# TASK OBJECTIVE
Rewrite everything from the line containing "- point: [865, 326, 876, 338]" down to the line containing "- data-label: 5: [440, 236, 446, 244]", changing "data-label" to "value-label" and keeping every other part of those lines as it is.

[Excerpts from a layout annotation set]

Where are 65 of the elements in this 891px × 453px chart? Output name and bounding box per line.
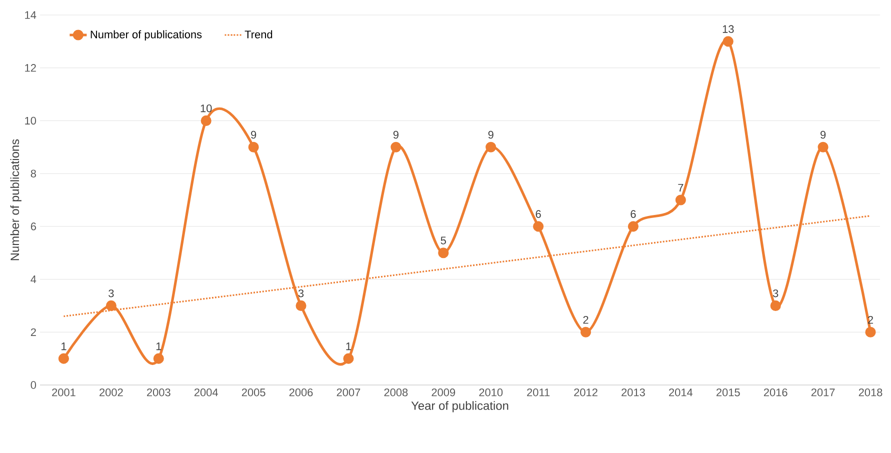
- point: [865, 326, 876, 338]
- point: [628, 221, 639, 232]
- x-tick-label: 2009: [432, 388, 456, 396]
- x-tick-label: 2002: [100, 388, 123, 396]
- point: [296, 300, 306, 311]
- point: [438, 248, 449, 258]
- point: [486, 142, 496, 152]
- data-label: 9: [820, 130, 826, 139]
- x-tick-label: 2016: [764, 388, 788, 396]
- y-tick-label: 12: [25, 64, 36, 72]
- data-label: 10: [200, 104, 212, 112]
- point: [722, 36, 734, 47]
- x-tick-label: 2010: [479, 388, 503, 396]
- x-tick-label: 2014: [669, 388, 693, 396]
- point: [580, 326, 592, 338]
- x-tick-label: 2005: [242, 388, 266, 396]
- data-label: 2: [583, 316, 588, 324]
- data-label: 1: [346, 342, 351, 350]
- point: [153, 353, 164, 364]
- x-tick-label: 2011: [527, 388, 550, 396]
- point: [58, 353, 70, 364]
- x-tick-label: 2012: [574, 388, 598, 396]
- point: [390, 142, 402, 152]
- x-tick-label: 2008: [384, 388, 408, 396]
- point: [675, 194, 686, 206]
- data-label: 7: [678, 184, 684, 192]
- data-label: 13: [722, 25, 734, 33]
- point: [343, 353, 354, 364]
- data-label: 9: [393, 130, 398, 139]
- y-tick-label: 2: [30, 328, 36, 336]
- data-label: 3: [108, 289, 114, 298]
- point: [818, 142, 828, 152]
- x-axis-title: Year of publication: [411, 401, 508, 412]
- data-label: 6: [536, 210, 541, 218]
- data-label: 6: [630, 210, 636, 218]
- x-tick-label: 2015: [716, 388, 740, 396]
- y-tick-label: 4: [30, 276, 36, 284]
- legend-label: Trend: [244, 30, 272, 38]
- x-tick-label: 2017: [811, 388, 835, 396]
- data-label: 3: [772, 289, 778, 298]
- data-label: 9: [488, 130, 494, 139]
- data-label: 3: [298, 289, 304, 298]
- y-axis-title: Number of publications: [10, 139, 22, 260]
- y-tick-label: 8: [30, 170, 36, 178]
- data-label: 5: [440, 236, 446, 244]
- data-label: 1: [156, 342, 162, 350]
- y-tick-label: 6: [30, 222, 36, 230]
- legend-label: Number of publications: [90, 30, 202, 40]
- x-tick-label: 2013: [622, 388, 645, 396]
- point: [200, 115, 212, 126]
- x-tick-label: 2001: [52, 388, 76, 396]
- y-tick-label: 0: [30, 381, 36, 389]
- x-tick-label: 2007: [336, 388, 360, 396]
- data-label: 9: [251, 130, 256, 139]
- data-label: 1: [62, 342, 66, 350]
- x-tick-label: 2004: [194, 388, 218, 396]
- y-tick-label: 10: [25, 116, 36, 125]
- point: [533, 221, 544, 232]
- y-tick-label: 14: [25, 11, 36, 19]
- point: [770, 300, 781, 311]
- x-tick-label: 2003: [147, 388, 170, 396]
- x-tick-label: 2006: [289, 388, 313, 396]
- x-tick-label: 2018: [858, 388, 882, 396]
- point: [248, 142, 259, 152]
- point: [106, 300, 116, 311]
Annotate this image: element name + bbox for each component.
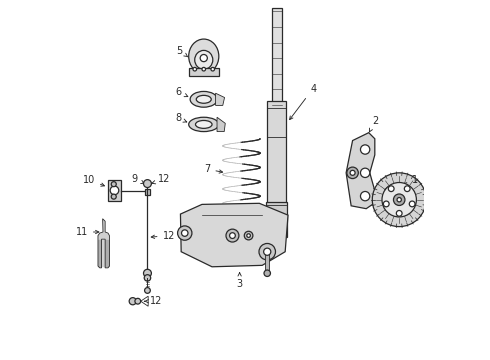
Ellipse shape: [271, 227, 282, 240]
Circle shape: [409, 201, 415, 207]
Circle shape: [129, 298, 136, 305]
Text: 12: 12: [145, 296, 162, 306]
Circle shape: [110, 186, 119, 195]
Circle shape: [145, 288, 150, 293]
Ellipse shape: [189, 117, 219, 132]
Text: 12: 12: [151, 231, 175, 240]
Ellipse shape: [196, 121, 212, 129]
Text: 3: 3: [237, 273, 243, 289]
Circle shape: [404, 186, 410, 192]
Circle shape: [361, 192, 370, 201]
Circle shape: [274, 231, 279, 236]
Circle shape: [372, 173, 426, 226]
Circle shape: [211, 67, 215, 71]
Circle shape: [393, 194, 405, 206]
Circle shape: [350, 170, 355, 175]
Bar: [266, 202, 287, 237]
Circle shape: [144, 269, 151, 277]
Circle shape: [111, 182, 116, 187]
Ellipse shape: [196, 95, 211, 103]
Circle shape: [382, 183, 416, 217]
Text: 5: 5: [176, 46, 188, 57]
Ellipse shape: [189, 39, 219, 73]
Circle shape: [226, 229, 239, 242]
Polygon shape: [217, 117, 225, 132]
Text: 10: 10: [83, 175, 104, 186]
Polygon shape: [346, 133, 375, 209]
Polygon shape: [180, 203, 288, 267]
Circle shape: [177, 226, 192, 240]
Circle shape: [245, 231, 253, 240]
Bar: [267, 101, 286, 209]
Ellipse shape: [195, 50, 213, 69]
Circle shape: [144, 180, 151, 188]
Circle shape: [200, 54, 207, 62]
Bar: [266, 252, 270, 273]
Text: 4: 4: [290, 84, 316, 120]
Circle shape: [361, 145, 370, 154]
Text: 7: 7: [204, 164, 222, 174]
Circle shape: [144, 275, 151, 281]
Ellipse shape: [190, 91, 218, 107]
Circle shape: [230, 233, 235, 238]
Text: 12: 12: [152, 174, 171, 184]
Polygon shape: [141, 296, 148, 306]
Text: 11: 11: [75, 227, 99, 237]
Circle shape: [193, 67, 196, 71]
Bar: [272, 8, 282, 108]
Circle shape: [259, 243, 275, 260]
Text: 6: 6: [175, 87, 188, 97]
Circle shape: [383, 201, 389, 207]
Circle shape: [388, 186, 394, 192]
Circle shape: [397, 198, 401, 202]
Circle shape: [264, 270, 270, 276]
Circle shape: [202, 67, 205, 71]
Text: 1: 1: [385, 175, 418, 190]
Bar: [145, 189, 150, 195]
Circle shape: [111, 194, 116, 199]
Polygon shape: [216, 93, 224, 105]
Circle shape: [181, 230, 188, 236]
Text: 9: 9: [131, 174, 145, 184]
Polygon shape: [98, 219, 109, 268]
Text: 2: 2: [369, 116, 378, 132]
Circle shape: [247, 234, 250, 237]
Circle shape: [264, 248, 271, 255]
Bar: [108, 180, 121, 201]
Circle shape: [347, 167, 358, 179]
Circle shape: [135, 298, 141, 304]
Bar: [189, 68, 219, 76]
Text: 8: 8: [175, 113, 187, 123]
Circle shape: [396, 211, 402, 216]
Circle shape: [361, 168, 370, 177]
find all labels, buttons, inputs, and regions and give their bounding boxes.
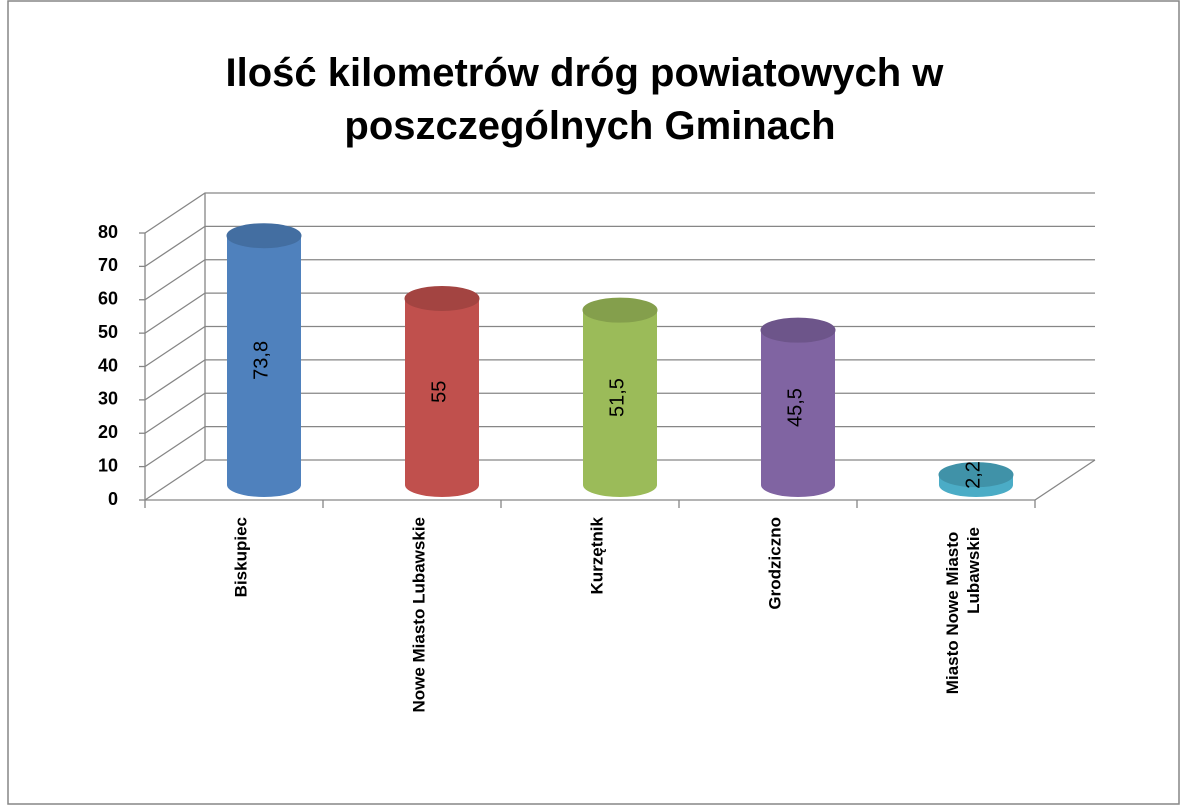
x-tick-label: Kurzętnik — [587, 516, 606, 594]
y-tick-label: 70 — [98, 255, 118, 275]
bar-top — [582, 297, 658, 323]
y-tick-label: 0 — [108, 489, 118, 509]
bar — [761, 330, 835, 497]
x-tick-label: Grodziczno — [765, 517, 784, 610]
y-tick-label: 40 — [98, 355, 118, 375]
value-label: 2,2 — [962, 461, 984, 489]
x-tick-label: Nowe Miasto Lubawskie — [409, 517, 428, 713]
value-label: 45,5 — [784, 388, 806, 427]
value-label: 73,8 — [250, 341, 272, 380]
bar — [583, 310, 657, 497]
bar-top — [404, 285, 480, 311]
grid-line — [144, 225, 1095, 267]
bar — [227, 235, 301, 497]
chart-title: Ilość kilometrów dróg powiatowych w posz… — [226, 51, 955, 148]
bar-top — [938, 462, 1014, 488]
x-tick-label: Biskupiec — [231, 517, 250, 597]
bar — [405, 298, 479, 497]
bar-top — [760, 317, 836, 343]
grid-line — [144, 192, 1095, 234]
y-tick-label: 30 — [98, 389, 118, 409]
y-tick-label: 10 — [98, 455, 118, 475]
y-tick-label: 80 — [98, 222, 118, 242]
grid-line — [144, 259, 1095, 301]
grid-line — [144, 292, 1095, 334]
y-tick-label: 60 — [98, 289, 118, 309]
y-tick-label: 20 — [98, 422, 118, 442]
value-label: 55 — [428, 381, 450, 403]
value-label: 51,5 — [606, 378, 628, 417]
bar-top — [226, 223, 302, 249]
x-tick-label: Miasto Nowe Miasto Lubawskie — [943, 527, 983, 694]
y-tick-label: 50 — [98, 322, 118, 342]
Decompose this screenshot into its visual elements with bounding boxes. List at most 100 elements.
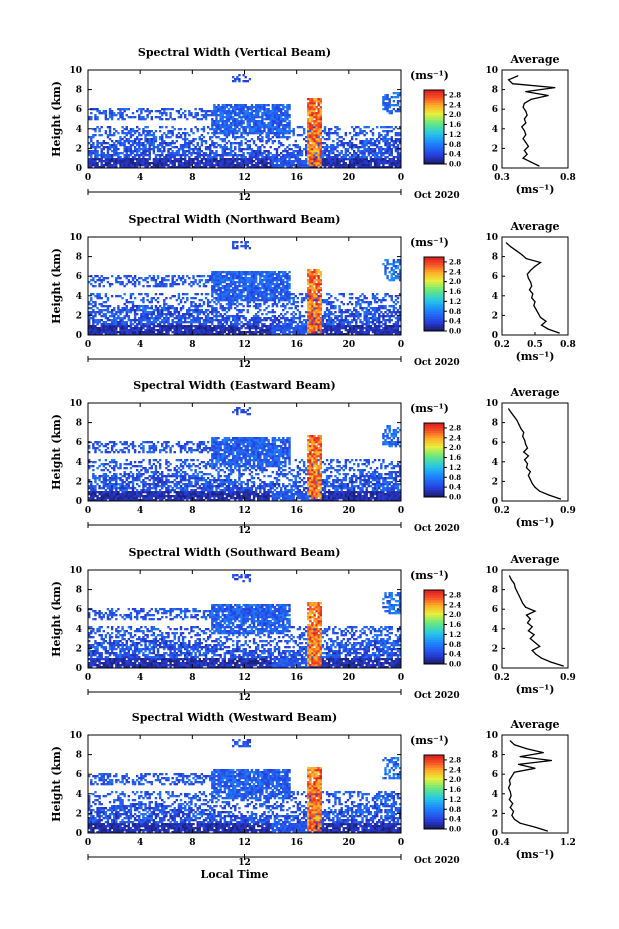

# ANSWER TO THIS TASK
- point: [865, 326, 876, 338]
- point: [628, 221, 639, 232]
- x-tick-label: 2009: [432, 388, 456, 396]
- x-tick-label: 2002: [100, 388, 123, 396]
- point: [296, 300, 306, 311]
- point: [438, 248, 449, 258]
- point: [486, 142, 496, 152]
- value-label: 9: [820, 130, 826, 139]
- x-tick-label: 2016: [764, 388, 788, 396]
- y-tick-label: 12: [25, 64, 36, 72]
- value-label: 10: [200, 104, 212, 112]
- point: [722, 36, 734, 47]
- x-tick-label: 2010: [479, 388, 503, 396]
- x-tick-label: 2014: [669, 388, 693, 396]
- point: [580, 326, 592, 338]
- x-tick-label: 2005: [242, 388, 266, 396]
- value-label: 2: [583, 316, 588, 324]
- value-label: 1: [346, 342, 351, 350]
- point: [153, 353, 164, 364]
- x-tick-label: 2011: [527, 388, 550, 396]
- point: [58, 353, 70, 364]
- x-tick-label: 2012: [574, 388, 598, 396]
- point: [390, 142, 402, 152]
- x-tick-label: 2008: [384, 388, 408, 396]
- point: [675, 194, 686, 206]
- value-label: 7: [678, 184, 684, 192]
- value-label: 13: [722, 25, 734, 33]
- point: [343, 353, 354, 364]
- value-label: 9: [393, 130, 398, 139]
- y-tick-label: 2: [30, 328, 36, 336]
- value-label: 3: [108, 289, 114, 298]
- point: [818, 142, 828, 152]
- x-axis-title: Year of publication: [411, 401, 508, 412]
- value-label: 6: [536, 210, 541, 218]
- value-label: 6: [630, 210, 636, 218]
- x-tick-label: 2015: [716, 388, 740, 396]
- y-tick-label: 4: [30, 276, 36, 284]
- legend-label: Trend: [244, 30, 272, 38]
- x-tick-label: 2017: [811, 388, 835, 396]
- value-label: 3: [772, 289, 778, 298]
- value-label: 9: [488, 130, 494, 139]
- value-label: 3: [298, 289, 304, 298]
- y-axis-title: Number of publications: [10, 139, 22, 260]
- y-tick-label: 8: [30, 170, 36, 178]
- value-label: 5: [440, 236, 446, 244]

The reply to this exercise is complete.